Work to be completed
Drop the pictures, then extract the listing word for word.

--- Begin Extracted entries ---

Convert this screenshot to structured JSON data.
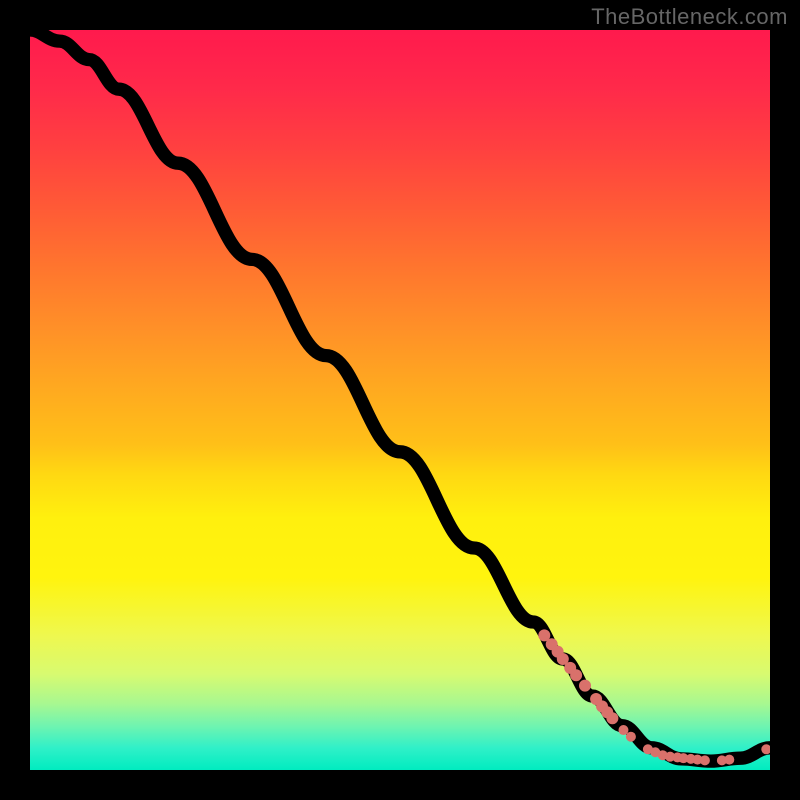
{
  "watermark": "TheBottleneck.com",
  "chart_data": {
    "type": "line",
    "title": "",
    "xlabel": "",
    "ylabel": "",
    "xlim": [
      0,
      100
    ],
    "ylim": [
      0,
      100
    ],
    "curve": [
      {
        "x": 0,
        "y": 100
      },
      {
        "x": 4,
        "y": 98.5
      },
      {
        "x": 8,
        "y": 96
      },
      {
        "x": 12,
        "y": 92
      },
      {
        "x": 20,
        "y": 82
      },
      {
        "x": 30,
        "y": 69
      },
      {
        "x": 40,
        "y": 56
      },
      {
        "x": 50,
        "y": 43
      },
      {
        "x": 60,
        "y": 30
      },
      {
        "x": 68,
        "y": 20
      },
      {
        "x": 72,
        "y": 15
      },
      {
        "x": 76,
        "y": 10
      },
      {
        "x": 80,
        "y": 6
      },
      {
        "x": 84,
        "y": 3
      },
      {
        "x": 88,
        "y": 1.5
      },
      {
        "x": 92,
        "y": 1.2
      },
      {
        "x": 96,
        "y": 1.6
      },
      {
        "x": 100,
        "y": 3
      }
    ],
    "points": [
      {
        "x": 69.5,
        "y": 18.2,
        "r": 6
      },
      {
        "x": 70.5,
        "y": 17.0,
        "r": 6
      },
      {
        "x": 71.3,
        "y": 16.0,
        "r": 6
      },
      {
        "x": 72.0,
        "y": 15.0,
        "r": 6
      },
      {
        "x": 73.0,
        "y": 13.8,
        "r": 6
      },
      {
        "x": 73.8,
        "y": 12.8,
        "r": 6
      },
      {
        "x": 75.0,
        "y": 11.4,
        "r": 6
      },
      {
        "x": 76.5,
        "y": 9.6,
        "r": 6
      },
      {
        "x": 77.3,
        "y": 8.6,
        "r": 6
      },
      {
        "x": 78.0,
        "y": 7.8,
        "r": 6
      },
      {
        "x": 78.7,
        "y": 7.0,
        "r": 6
      },
      {
        "x": 80.2,
        "y": 5.4,
        "r": 5
      },
      {
        "x": 81.2,
        "y": 4.5,
        "r": 5
      },
      {
        "x": 83.5,
        "y": 2.8,
        "r": 5
      },
      {
        "x": 84.5,
        "y": 2.4,
        "r": 5
      },
      {
        "x": 85.5,
        "y": 2.0,
        "r": 5
      },
      {
        "x": 86.5,
        "y": 1.8,
        "r": 5
      },
      {
        "x": 87.5,
        "y": 1.7,
        "r": 5
      },
      {
        "x": 88.3,
        "y": 1.6,
        "r": 5
      },
      {
        "x": 89.3,
        "y": 1.5,
        "r": 5
      },
      {
        "x": 90.2,
        "y": 1.4,
        "r": 5
      },
      {
        "x": 91.2,
        "y": 1.3,
        "r": 5
      },
      {
        "x": 93.5,
        "y": 1.3,
        "r": 5
      },
      {
        "x": 94.5,
        "y": 1.4,
        "r": 5
      },
      {
        "x": 99.5,
        "y": 2.8,
        "r": 5
      }
    ],
    "colors": {
      "curve": "#000000",
      "dot": "#d9716b",
      "gradient_top": "#ff1a4d",
      "gradient_mid": "#fff40e",
      "gradient_bottom": "#00ecc0"
    }
  }
}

--- End Extracted entries ---

Response to this exercise
Convert this screenshot to structured JSON data.
{
  "watermark": "TheBottleneck.com",
  "chart_data": {
    "type": "line",
    "title": "",
    "xlabel": "",
    "ylabel": "",
    "xlim": [
      0,
      100
    ],
    "ylim": [
      0,
      100
    ],
    "curve": [
      {
        "x": 0,
        "y": 100
      },
      {
        "x": 4,
        "y": 98.5
      },
      {
        "x": 8,
        "y": 96
      },
      {
        "x": 12,
        "y": 92
      },
      {
        "x": 20,
        "y": 82
      },
      {
        "x": 30,
        "y": 69
      },
      {
        "x": 40,
        "y": 56
      },
      {
        "x": 50,
        "y": 43
      },
      {
        "x": 60,
        "y": 30
      },
      {
        "x": 68,
        "y": 20
      },
      {
        "x": 72,
        "y": 15
      },
      {
        "x": 76,
        "y": 10
      },
      {
        "x": 80,
        "y": 6
      },
      {
        "x": 84,
        "y": 3
      },
      {
        "x": 88,
        "y": 1.5
      },
      {
        "x": 92,
        "y": 1.2
      },
      {
        "x": 96,
        "y": 1.6
      },
      {
        "x": 100,
        "y": 3
      }
    ],
    "points": [
      {
        "x": 69.5,
        "y": 18.2,
        "r": 6
      },
      {
        "x": 70.5,
        "y": 17.0,
        "r": 6
      },
      {
        "x": 71.3,
        "y": 16.0,
        "r": 6
      },
      {
        "x": 72.0,
        "y": 15.0,
        "r": 6
      },
      {
        "x": 73.0,
        "y": 13.8,
        "r": 6
      },
      {
        "x": 73.8,
        "y": 12.8,
        "r": 6
      },
      {
        "x": 75.0,
        "y": 11.4,
        "r": 6
      },
      {
        "x": 76.5,
        "y": 9.6,
        "r": 6
      },
      {
        "x": 77.3,
        "y": 8.6,
        "r": 6
      },
      {
        "x": 78.0,
        "y": 7.8,
        "r": 6
      },
      {
        "x": 78.7,
        "y": 7.0,
        "r": 6
      },
      {
        "x": 80.2,
        "y": 5.4,
        "r": 5
      },
      {
        "x": 81.2,
        "y": 4.5,
        "r": 5
      },
      {
        "x": 83.5,
        "y": 2.8,
        "r": 5
      },
      {
        "x": 84.5,
        "y": 2.4,
        "r": 5
      },
      {
        "x": 85.5,
        "y": 2.0,
        "r": 5
      },
      {
        "x": 86.5,
        "y": 1.8,
        "r": 5
      },
      {
        "x": 87.5,
        "y": 1.7,
        "r": 5
      },
      {
        "x": 88.3,
        "y": 1.6,
        "r": 5
      },
      {
        "x": 89.3,
        "y": 1.5,
        "r": 5
      },
      {
        "x": 90.2,
        "y": 1.4,
        "r": 5
      },
      {
        "x": 91.2,
        "y": 1.3,
        "r": 5
      },
      {
        "x": 93.5,
        "y": 1.3,
        "r": 5
      },
      {
        "x": 94.5,
        "y": 1.4,
        "r": 5
      },
      {
        "x": 99.5,
        "y": 2.8,
        "r": 5
      }
    ],
    "colors": {
      "curve": "#000000",
      "dot": "#d9716b",
      "gradient_top": "#ff1a4d",
      "gradient_mid": "#fff40e",
      "gradient_bottom": "#00ecc0"
    }
  }
}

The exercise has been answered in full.